Items listed in a dataset
##########
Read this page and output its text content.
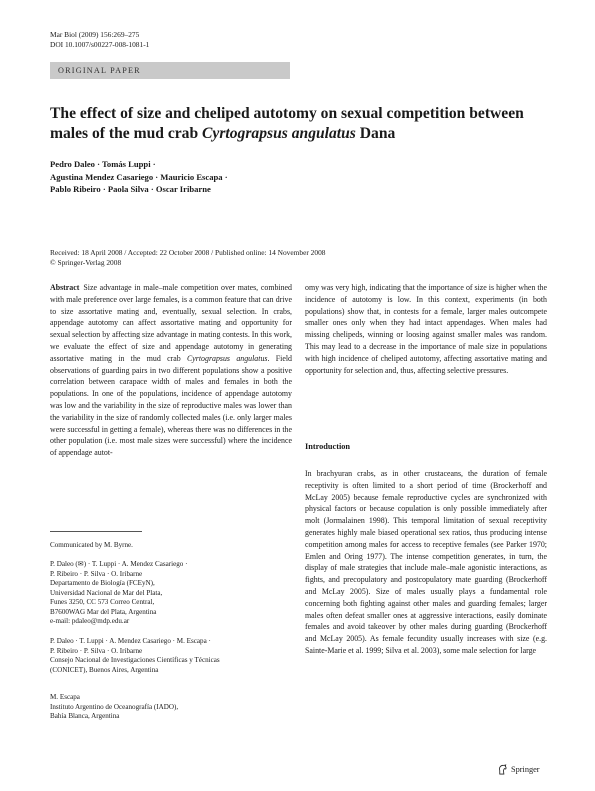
Mar Biol (2009) 156:269–275
DOI 10.1007/s00227-008-1081-1
ORIGINAL PAPER
The effect of size and cheliped autotomy on sexual competition between males of the mud crab Cyrtograpsus angulatus Dana
Pedro Daleo · Tomás Luppi ·
Agustina Mendez Casariego · Mauricio Escapa ·
Pablo Ribeiro · Paola Silva · Oscar Iribarne
Received: 18 April 2008 / Accepted: 22 October 2008 / Published online: 14 November 2008
© Springer-Verlag 2008

Abstract Size advantage in male–male competition over mates, combined with male preference over large females, is a common feature that can drive to size assortative mating and, eventually, sexual selection. In crabs, appendage autotomy can affect assortative mating and opportunity for sexual selection by affecting size advantage in mating contests. In this work, we evaluate the effect of size and appendage autotomy in generating assortative mating in the mud crab Cyrtograpsus angulatus. Field observations of guarding pairs in two different populations show a positive correlation between carapace width of males and females in both the populations. In one of the populations, incidence of appendage autotomy was low and the variability in the size of reproductive males was lower than the variability in the size of randomly collected males (i.e. only larger males were successful in getting a female), whereas there was no differences in the other population (i.e. most male sizes were successful) where the incidence of appendage autot-

omy was very high, indicating that the importance of size is higher when the incidence of autotomy is low. In this context, experiments (in both populations) show that, in contests for a female, larger males outcompete smaller ones only when they had intact appendages. When males had missing chelipeds, winning or loosing against smaller males was random. This may lead to a decrease in the importance of male size in populations with high incidence of cheliped autotomy, affecting assortative mating and opportunity for selection and, thus, affecting selective pressures.

Introduction

In brachyuran crabs, as in other crustaceans, the duration of female receptivity is often limited to a short period of time (Brockerhoff and McLay 2005) because female reproductive cycles are synchronized with physical factors or because copulation is only possible immediately after molt (Jormalainen 1998). This temporal limitation of sexual receptivity generates highly male biased operational sex ratios, thus producing intense competition among males for access to receptive females (see Parker 1970; Emlen and Oring 1977). The intense competition generates, in turn, the display of male strategies that include male–male agonistic interactions, as fights, and precopulatory and postcopulatory mate guarding (Brockerhoff and McLay 2005). Size of males usually plays a fundamental role concerning both fighting against other males and guarding females; larger males often defeat smaller ones at aggressive interactions, easily dominate females and avoid takeover by other males during guarding (Brockerhoff and McLay 2005). As female fecundity usually increases with size (e.g. Sainte-Marie et al. 1999; Silva et al. 2003), some male selection for large

Communicated by M. Byrne.
P. Daleo (✉) · T. Luppi · A. Mendez Casariego ·
P. Ribeiro · P. Silva · O. Iribarne
Departamento de Biología (FCEyN),
Universidad Nacional de Mar del Plata,
Funes 3250, CC 573 Correo Central,
B7600WAG Mar del Plata, Argentina
e-mail: pdaleo@mdp.edu.ar
P. Daleo · T. Luppi · A. Mendez Casariego · M. Escapa ·
P. Ribeiro · P. Silva · O. Iribarne
Consejo Nacional de Investigaciones Científicas y Técnicas
(CONICET), Buenos Aires, Argentina
M. Escapa
Instituto Argentino de Oceanografía (IADO),
Bahía Blanca, Argentina
Springer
##########
» **Problem requirements**: Every entry above should be duplicated exactly. Do not include the images.

» **Response**:
Read this page and output its text content.
Mar Biol (2009) 156:269–275
DOI 10.1007/s00227-008-1081-1
ORIGINAL PAPER
The effect of size and cheliped autotomy on sexual competition between males of the mud crab Cyrtograpsus angulatus Dana
Pedro Daleo · Tomás Luppi ·
Agustina Mendez Casariego · Mauricio Escapa ·
Pablo Ribeiro · Paola Silva · Oscar Iribarne
Received: 18 April 2008 / Accepted: 22 October 2008 / Published online: 14 November 2008
© Springer-Verlag 2008

Abstract Size advantage in male–male competition over mates, combined with male preference over large females, is a common feature that can drive to size assortative mating and, eventually, sexual selection. In crabs, appendage autotomy can affect assortative mating and opportunity for sexual selection by affecting size advantage in mating contests. In this work, we evaluate the effect of size and appendage autotomy in generating assortative mating in the mud crab Cyrtograpsus angulatus. Field observations of guarding pairs in two different populations show a positive correlation between carapace width of males and females in both the populations. In one of the populations, incidence of appendage autotomy was low and the variability in the size of reproductive males was lower than the variability in the size of randomly collected males (i.e. only larger males were successful in getting a female), whereas there was no differences in the other population (i.e. most male sizes were successful) where the incidence of appendage autot-

omy was very high, indicating that the importance of size is higher when the incidence of autotomy is low. In this context, experiments (in both populations) show that, in contests for a female, larger males outcompete smaller ones only when they had intact appendages. When males had missing chelipeds, winning or loosing against smaller males was random. This may lead to a decrease in the importance of male size in populations with high incidence of cheliped autotomy, affecting assortative mating and opportunity for selection and, thus, affecting selective pressures.

Introduction

In brachyuran crabs, as in other crustaceans, the duration of female receptivity is often limited to a short period of time (Brockerhoff and McLay 2005) because female reproductive cycles are synchronized with physical factors or because copulation is only possible immediately after molt (Jormalainen 1998). This temporal limitation of sexual receptivity generates highly male biased operational sex ratios, thus producing intense competition among males for access to receptive females (see Parker 1970; Emlen and Oring 1977). The intense competition generates, in turn, the display of male strategies that include male–male agonistic interactions, as fights, and precopulatory and postcopulatory mate guarding (Brockerhoff and McLay 2005). Size of males usually plays a fundamental role concerning both fighting against other males and guarding females; larger males often defeat smaller ones at aggressive interactions, easily dominate females and avoid takeover by other males during guarding (Brockerhoff and McLay 2005). As female fecundity usually increases with size (e.g. Sainte-Marie et al. 1999; Silva et al. 2003), some male selection for large

Communicated by M. Byrne.
P. Daleo (✉) · T. Luppi · A. Mendez Casariego ·
P. Ribeiro · P. Silva · O. Iribarne
Departamento de Biología (FCEyN),
Universidad Nacional de Mar del Plata,
Funes 3250, CC 573 Correo Central,
B7600WAG Mar del Plata, Argentina
e-mail: pdaleo@mdp.edu.ar
P. Daleo · T. Luppi · A. Mendez Casariego · M. Escapa ·
P. Ribeiro · P. Silva · O. Iribarne
Consejo Nacional de Investigaciones Científicas y Técnicas
(CONICET), Buenos Aires, Argentina
M. Escapa
Instituto Argentino de Oceanografía (IADO),
Bahía Blanca, Argentina
Springer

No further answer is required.